EX-99.23(A)(10) 4 file4.htm SUPP. TO ARTS. OF INC. PURSUANT TO SECTS. 2-208

EXHIBIT 23(a)(10) DAVIS NEW YORK VENTURE FUND, INC. ARTICLES SUPPLEMENTARY TO ARTICLES OF INCORPORATION PURSUANT TO SECTIONS 2-208 AND 2-208.1 OF THE MARYLAND GENERAL CORPORATION LAW Davis New York Venture Fund, Inc., a Maryland corporation, having its principal office in Baltimore, Maryland, hereby certifies to the State Department of Assessments and Taxation of Maryland that: FIRST: The Corporation is registered as an open-end investment company with the Securities and Exchange Commission pursuant to the Investment Company Act of 1940. SECOND: Prior to the designation and reclassification of stock, the corporation had a total of 3,500,000,000 shares, $.05 par value per share, which shares were classified according to the following table. The aggregate par value of all of the common stock was $175,000,000.00, of which $148,750,000 was classified and $26,250,000 was unclassified.

Page layout parsing data

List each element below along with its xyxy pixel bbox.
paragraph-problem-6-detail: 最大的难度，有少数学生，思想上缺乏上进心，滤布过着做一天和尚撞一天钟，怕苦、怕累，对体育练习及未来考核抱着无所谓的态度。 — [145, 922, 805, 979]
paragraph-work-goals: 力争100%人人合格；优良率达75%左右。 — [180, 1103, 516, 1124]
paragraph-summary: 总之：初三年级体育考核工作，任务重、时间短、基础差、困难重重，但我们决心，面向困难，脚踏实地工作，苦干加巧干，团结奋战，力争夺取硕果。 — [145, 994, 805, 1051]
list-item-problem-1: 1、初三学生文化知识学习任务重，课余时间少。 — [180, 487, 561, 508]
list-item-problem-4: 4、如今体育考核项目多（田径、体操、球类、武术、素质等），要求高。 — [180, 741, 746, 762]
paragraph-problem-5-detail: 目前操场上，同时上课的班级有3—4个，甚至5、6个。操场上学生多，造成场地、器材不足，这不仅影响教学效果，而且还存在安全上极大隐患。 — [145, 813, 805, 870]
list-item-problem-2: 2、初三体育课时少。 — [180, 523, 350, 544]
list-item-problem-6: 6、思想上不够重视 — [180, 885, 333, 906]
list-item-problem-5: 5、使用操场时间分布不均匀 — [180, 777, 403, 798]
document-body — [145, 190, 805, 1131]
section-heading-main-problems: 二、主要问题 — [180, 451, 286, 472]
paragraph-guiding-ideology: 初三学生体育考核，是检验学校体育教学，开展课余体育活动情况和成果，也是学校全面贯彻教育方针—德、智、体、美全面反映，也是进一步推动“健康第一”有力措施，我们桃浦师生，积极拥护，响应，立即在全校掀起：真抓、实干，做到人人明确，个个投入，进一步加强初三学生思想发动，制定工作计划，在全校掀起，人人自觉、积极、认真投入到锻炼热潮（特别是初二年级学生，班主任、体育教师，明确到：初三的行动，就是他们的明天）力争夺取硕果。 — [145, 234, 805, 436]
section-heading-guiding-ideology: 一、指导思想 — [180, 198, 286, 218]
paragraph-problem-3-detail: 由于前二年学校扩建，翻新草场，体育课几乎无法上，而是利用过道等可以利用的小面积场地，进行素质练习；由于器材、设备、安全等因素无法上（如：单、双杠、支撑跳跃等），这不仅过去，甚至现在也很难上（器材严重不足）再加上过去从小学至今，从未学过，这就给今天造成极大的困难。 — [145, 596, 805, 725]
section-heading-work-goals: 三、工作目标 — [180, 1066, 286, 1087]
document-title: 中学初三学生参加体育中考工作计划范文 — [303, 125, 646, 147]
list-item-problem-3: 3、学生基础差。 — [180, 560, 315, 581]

> **TO DO**:
• a. In the Davis New York Venture Fund articles, rewrite the stretch from "EXHIBIT 23(a)(10) DAVIS" through "and $26,250,000 was unclassified.", replacing "Baltimore" with "Annapolis".
• b. Answer these questions from the Davis New York Venture Fund articles:
(i) Under what act is the Corporation registered as an open-end investment company?
(ii) What was the par value per share of the corporation's stock?
(iii) How much of the aggregate par value of the common stock was unclassified?

> **RESULTS IN ORDER**:
• a.
EXHIBIT 23(a)(10) DAVIS NEW YORK VENTURE FUND, INC. ARTICLES SUPPLEMENTARY TO ARTICLES OF INCORPORATION PURSUANT TO SECTIONS 2-208 AND 2-208.1 OF THE MARYLAND GENERAL CORPORATION LAW Davis New York Venture Fund, Inc., a Maryland corporation, having its principal office in Annapolis, Maryland, hereby certifies to the State Department of Assessments and Taxation of Maryland that: FIRST: The Corporation is registered as an open-end investment company with the Securities and Exchange Commission pursuant to the Investment Company Act of 1940. SECOND: Prior to the designation and reclassification of stock, the corporation had a total of 3,500,000,000 shares, $.05 par value per share, which shares were classified according to the following table. The aggregate par value of all of the common stock was $175,000,000.00, of which $148,750,000 was classified and $26,250,000 was unclassified.

• b.
(i) The Investment Company Act of 1940
(ii) $.05
(iii) $26,250,000